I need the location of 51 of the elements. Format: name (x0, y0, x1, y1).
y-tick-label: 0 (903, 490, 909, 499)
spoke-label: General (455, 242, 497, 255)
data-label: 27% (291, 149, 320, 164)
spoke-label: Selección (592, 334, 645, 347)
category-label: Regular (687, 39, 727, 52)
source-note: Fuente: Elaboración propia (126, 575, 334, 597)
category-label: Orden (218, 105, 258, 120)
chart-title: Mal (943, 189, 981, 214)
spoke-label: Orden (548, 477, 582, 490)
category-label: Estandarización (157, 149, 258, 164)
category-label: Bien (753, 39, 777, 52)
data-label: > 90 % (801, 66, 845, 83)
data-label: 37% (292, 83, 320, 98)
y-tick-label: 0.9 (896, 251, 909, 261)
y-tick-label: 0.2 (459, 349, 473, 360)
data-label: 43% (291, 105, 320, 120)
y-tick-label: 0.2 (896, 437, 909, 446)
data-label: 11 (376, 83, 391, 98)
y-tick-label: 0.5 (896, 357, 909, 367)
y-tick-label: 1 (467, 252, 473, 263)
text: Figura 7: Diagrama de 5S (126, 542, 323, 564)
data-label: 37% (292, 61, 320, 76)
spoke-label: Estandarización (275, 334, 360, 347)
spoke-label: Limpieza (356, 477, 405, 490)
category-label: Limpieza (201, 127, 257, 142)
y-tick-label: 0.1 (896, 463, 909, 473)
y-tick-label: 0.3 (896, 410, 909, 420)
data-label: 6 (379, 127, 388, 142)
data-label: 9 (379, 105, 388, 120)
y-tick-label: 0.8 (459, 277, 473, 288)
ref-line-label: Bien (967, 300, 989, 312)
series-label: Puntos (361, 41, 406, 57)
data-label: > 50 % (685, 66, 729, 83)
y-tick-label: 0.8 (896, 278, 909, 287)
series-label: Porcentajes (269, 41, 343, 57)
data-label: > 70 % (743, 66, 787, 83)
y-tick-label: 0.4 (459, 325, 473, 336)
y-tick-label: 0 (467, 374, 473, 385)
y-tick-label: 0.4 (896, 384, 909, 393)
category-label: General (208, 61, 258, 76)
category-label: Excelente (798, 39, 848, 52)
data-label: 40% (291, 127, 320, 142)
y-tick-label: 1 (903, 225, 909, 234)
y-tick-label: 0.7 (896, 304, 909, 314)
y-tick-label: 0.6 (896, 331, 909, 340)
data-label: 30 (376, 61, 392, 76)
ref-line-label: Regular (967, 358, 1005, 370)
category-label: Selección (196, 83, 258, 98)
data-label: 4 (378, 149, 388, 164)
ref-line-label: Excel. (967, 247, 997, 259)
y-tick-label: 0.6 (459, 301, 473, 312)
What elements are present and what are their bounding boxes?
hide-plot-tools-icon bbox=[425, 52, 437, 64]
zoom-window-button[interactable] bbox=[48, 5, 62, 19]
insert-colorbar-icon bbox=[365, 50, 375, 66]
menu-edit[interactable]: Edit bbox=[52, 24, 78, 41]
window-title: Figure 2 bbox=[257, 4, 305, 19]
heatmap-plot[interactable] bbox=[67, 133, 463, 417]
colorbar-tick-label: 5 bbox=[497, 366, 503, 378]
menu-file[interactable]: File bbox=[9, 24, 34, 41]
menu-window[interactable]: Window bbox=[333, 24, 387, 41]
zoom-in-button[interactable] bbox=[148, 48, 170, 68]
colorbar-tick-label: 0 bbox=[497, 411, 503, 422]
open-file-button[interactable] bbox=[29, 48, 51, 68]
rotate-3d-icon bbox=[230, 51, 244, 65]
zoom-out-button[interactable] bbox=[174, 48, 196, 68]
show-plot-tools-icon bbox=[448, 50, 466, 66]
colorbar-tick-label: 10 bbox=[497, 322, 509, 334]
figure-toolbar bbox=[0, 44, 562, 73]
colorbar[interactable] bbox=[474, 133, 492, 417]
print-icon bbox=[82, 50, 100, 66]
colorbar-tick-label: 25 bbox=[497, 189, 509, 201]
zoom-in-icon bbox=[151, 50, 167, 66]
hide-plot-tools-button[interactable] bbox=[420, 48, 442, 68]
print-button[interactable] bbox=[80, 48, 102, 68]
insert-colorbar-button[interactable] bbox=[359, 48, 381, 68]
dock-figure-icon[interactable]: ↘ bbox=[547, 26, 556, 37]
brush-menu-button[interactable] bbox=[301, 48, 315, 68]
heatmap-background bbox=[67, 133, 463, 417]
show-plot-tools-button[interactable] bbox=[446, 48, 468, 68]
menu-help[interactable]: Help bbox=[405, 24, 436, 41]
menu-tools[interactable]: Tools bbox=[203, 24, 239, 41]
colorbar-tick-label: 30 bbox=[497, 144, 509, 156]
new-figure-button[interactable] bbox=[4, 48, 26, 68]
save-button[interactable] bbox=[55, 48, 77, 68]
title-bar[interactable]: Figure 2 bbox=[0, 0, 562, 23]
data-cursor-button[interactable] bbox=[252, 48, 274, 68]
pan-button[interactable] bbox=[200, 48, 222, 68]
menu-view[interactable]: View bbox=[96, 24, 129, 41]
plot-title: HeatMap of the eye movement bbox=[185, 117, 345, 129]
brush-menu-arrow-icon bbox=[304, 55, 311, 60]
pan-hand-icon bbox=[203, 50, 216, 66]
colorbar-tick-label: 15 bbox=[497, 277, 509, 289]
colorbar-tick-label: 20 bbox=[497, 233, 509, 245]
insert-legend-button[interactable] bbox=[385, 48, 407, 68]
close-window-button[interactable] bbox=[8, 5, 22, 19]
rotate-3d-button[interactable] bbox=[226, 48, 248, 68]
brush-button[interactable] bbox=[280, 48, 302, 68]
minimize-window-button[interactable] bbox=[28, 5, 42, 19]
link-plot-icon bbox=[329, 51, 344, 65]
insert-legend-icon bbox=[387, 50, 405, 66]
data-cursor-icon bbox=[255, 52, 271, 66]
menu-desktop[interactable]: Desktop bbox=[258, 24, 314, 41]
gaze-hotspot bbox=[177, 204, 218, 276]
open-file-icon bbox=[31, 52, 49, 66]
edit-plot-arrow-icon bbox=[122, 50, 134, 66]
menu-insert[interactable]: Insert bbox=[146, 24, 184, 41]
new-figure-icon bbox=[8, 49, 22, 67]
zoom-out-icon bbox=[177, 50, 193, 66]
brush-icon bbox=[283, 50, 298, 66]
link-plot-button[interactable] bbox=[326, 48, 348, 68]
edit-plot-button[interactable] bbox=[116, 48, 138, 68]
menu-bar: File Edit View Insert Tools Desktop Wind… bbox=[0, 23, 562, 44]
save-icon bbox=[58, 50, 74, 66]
========================================================================
■ Stated goal
Reproduce all of the records above line by line, keeping every character unchanged.

■ Correct result
I need the location of 51 of the elements. Format: name (x0, y0, x1, y1).
y-tick-label: 0 (903, 490, 909, 499)
spoke-label: General (455, 242, 497, 255)
data-label: 27% (291, 149, 320, 164)
spoke-label: Selección (592, 334, 645, 347)
category-label: Regular (687, 39, 727, 52)
source-note: Fuente: Elaboración propia (126, 575, 334, 597)
category-label: Orden (218, 105, 258, 120)
chart-title: Mal (943, 189, 981, 214)
spoke-label: Orden (548, 477, 582, 490)
category-label: Estandarización (157, 149, 258, 164)
category-label: Bien (753, 39, 777, 52)
data-label: > 90 % (801, 66, 845, 83)
data-label: 37% (292, 83, 320, 98)
y-tick-label: 0.9 (896, 251, 909, 261)
y-tick-label: 0.2 (459, 349, 473, 360)
data-label: 43% (291, 105, 320, 120)
y-tick-label: 0.2 (896, 437, 909, 446)
data-label: 11 (376, 83, 391, 98)
y-tick-label: 0.5 (896, 357, 909, 367)
y-tick-label: 1 (467, 252, 473, 263)
text: Figura 7: Diagrama de 5S (126, 542, 323, 564)
data-label: 37% (292, 61, 320, 76)
spoke-label: Estandarización (275, 334, 360, 347)
spoke-label: Limpieza (356, 477, 405, 490)
category-label: Limpieza (201, 127, 257, 142)
y-tick-label: 0.1 (896, 463, 909, 473)
y-tick-label: 0.3 (896, 410, 909, 420)
data-label: 6 (379, 127, 388, 142)
data-label: 9 (379, 105, 388, 120)
y-tick-label: 0.8 (459, 277, 473, 288)
ref-line-label: Bien (967, 300, 989, 312)
series-label: Puntos (361, 41, 406, 57)
data-label: > 50 % (685, 66, 729, 83)
y-tick-label: 0.8 (896, 278, 909, 287)
series-label: Porcentajes (269, 41, 343, 57)
data-label: > 70 % (743, 66, 787, 83)
y-tick-label: 0.4 (459, 325, 473, 336)
y-tick-label: 0 (467, 374, 473, 385)
y-tick-label: 0.4 (896, 384, 909, 393)
category-label: General (208, 61, 258, 76)
category-label: Excelente (798, 39, 848, 52)
data-label: 40% (291, 127, 320, 142)
y-tick-label: 1 (903, 225, 909, 234)
y-tick-label: 0.7 (896, 304, 909, 314)
y-tick-label: 0.6 (896, 331, 909, 340)
data-label: 30 (376, 61, 392, 76)
ref-line-label: Regular (967, 358, 1005, 370)
category-label: Selección (196, 83, 258, 98)
data-label: 4 (378, 149, 388, 164)
ref-line-label: Excel. (967, 247, 997, 259)
y-tick-label: 0.6 (459, 301, 473, 312)
What elements are present and what are their bounding boxes?
hide-plot-tools-icon bbox=[425, 52, 437, 64]
zoom-window-button[interactable] bbox=[48, 5, 62, 19]
insert-colorbar-icon bbox=[365, 50, 375, 66]
menu-edit[interactable]: Edit bbox=[52, 24, 78, 41]
window-title: Figure 2 bbox=[257, 4, 305, 19]
heatmap-plot[interactable] bbox=[67, 133, 463, 417]
colorbar-tick-label: 5 bbox=[497, 366, 503, 378]
menu-file[interactable]: File bbox=[9, 24, 34, 41]
menu-window[interactable]: Window bbox=[333, 24, 387, 41]
zoom-in-button[interactable] bbox=[148, 48, 170, 68]
colorbar-tick-label: 0 bbox=[497, 411, 503, 422]
open-file-button[interactable] bbox=[29, 48, 51, 68]
rotate-3d-icon bbox=[230, 51, 244, 65]
zoom-out-button[interactable] bbox=[174, 48, 196, 68]
show-plot-tools-icon bbox=[448, 50, 466, 66]
colorbar-tick-label: 10 bbox=[497, 322, 509, 334]
figure-toolbar bbox=[0, 44, 562, 73]
colorbar[interactable] bbox=[474, 133, 492, 417]
print-icon bbox=[82, 50, 100, 66]
colorbar-tick-label: 25 bbox=[497, 189, 509, 201]
zoom-in-icon bbox=[151, 50, 167, 66]
hide-plot-tools-button[interactable] bbox=[420, 48, 442, 68]
print-button[interactable] bbox=[80, 48, 102, 68]
insert-colorbar-button[interactable] bbox=[359, 48, 381, 68]
dock-figure-icon[interactable]: ↘ bbox=[547, 26, 556, 37]
brush-menu-button[interactable] bbox=[301, 48, 315, 68]
heatmap-background bbox=[67, 133, 463, 417]
show-plot-tools-button[interactable] bbox=[446, 48, 468, 68]
menu-help[interactable]: Help bbox=[405, 24, 436, 41]
menu-tools[interactable]: Tools bbox=[203, 24, 239, 41]
colorbar-tick-label: 30 bbox=[497, 144, 509, 156]
new-figure-button[interactable] bbox=[4, 48, 26, 68]
save-button[interactable] bbox=[55, 48, 77, 68]
title-bar[interactable]: Figure 2 bbox=[0, 0, 562, 23]
data-cursor-button[interactable] bbox=[252, 48, 274, 68]
pan-button[interactable] bbox=[200, 48, 222, 68]
menu-view[interactable]: View bbox=[96, 24, 129, 41]
plot-title: HeatMap of the eye movement bbox=[185, 117, 345, 129]
brush-menu-arrow-icon bbox=[304, 55, 311, 60]
pan-hand-icon bbox=[203, 50, 216, 66]
colorbar-tick-label: 15 bbox=[497, 277, 509, 289]
colorbar-tick-label: 20 bbox=[497, 233, 509, 245]
insert-legend-button[interactable] bbox=[385, 48, 407, 68]
close-window-button[interactable] bbox=[8, 5, 22, 19]
rotate-3d-button[interactable] bbox=[226, 48, 248, 68]
brush-button[interactable] bbox=[280, 48, 302, 68]
minimize-window-button[interactable] bbox=[28, 5, 42, 19]
link-plot-icon bbox=[329, 51, 344, 65]
insert-legend-icon bbox=[387, 50, 405, 66]
data-cursor-icon bbox=[255, 52, 271, 66]
menu-desktop[interactable]: Desktop bbox=[258, 24, 314, 41]
gaze-hotspot bbox=[177, 204, 218, 276]
open-file-icon bbox=[31, 52, 49, 66]
edit-plot-arrow-icon bbox=[122, 50, 134, 66]
menu-insert[interactable]: Insert bbox=[146, 24, 184, 41]
new-figure-icon bbox=[8, 49, 22, 67]
zoom-out-icon bbox=[177, 50, 193, 66]
brush-icon bbox=[283, 50, 298, 66]
link-plot-button[interactable] bbox=[326, 48, 348, 68]
edit-plot-button[interactable] bbox=[116, 48, 138, 68]
menu-bar: File Edit View Insert Tools Desktop Wind… bbox=[0, 23, 562, 44]
save-icon bbox=[58, 50, 74, 66]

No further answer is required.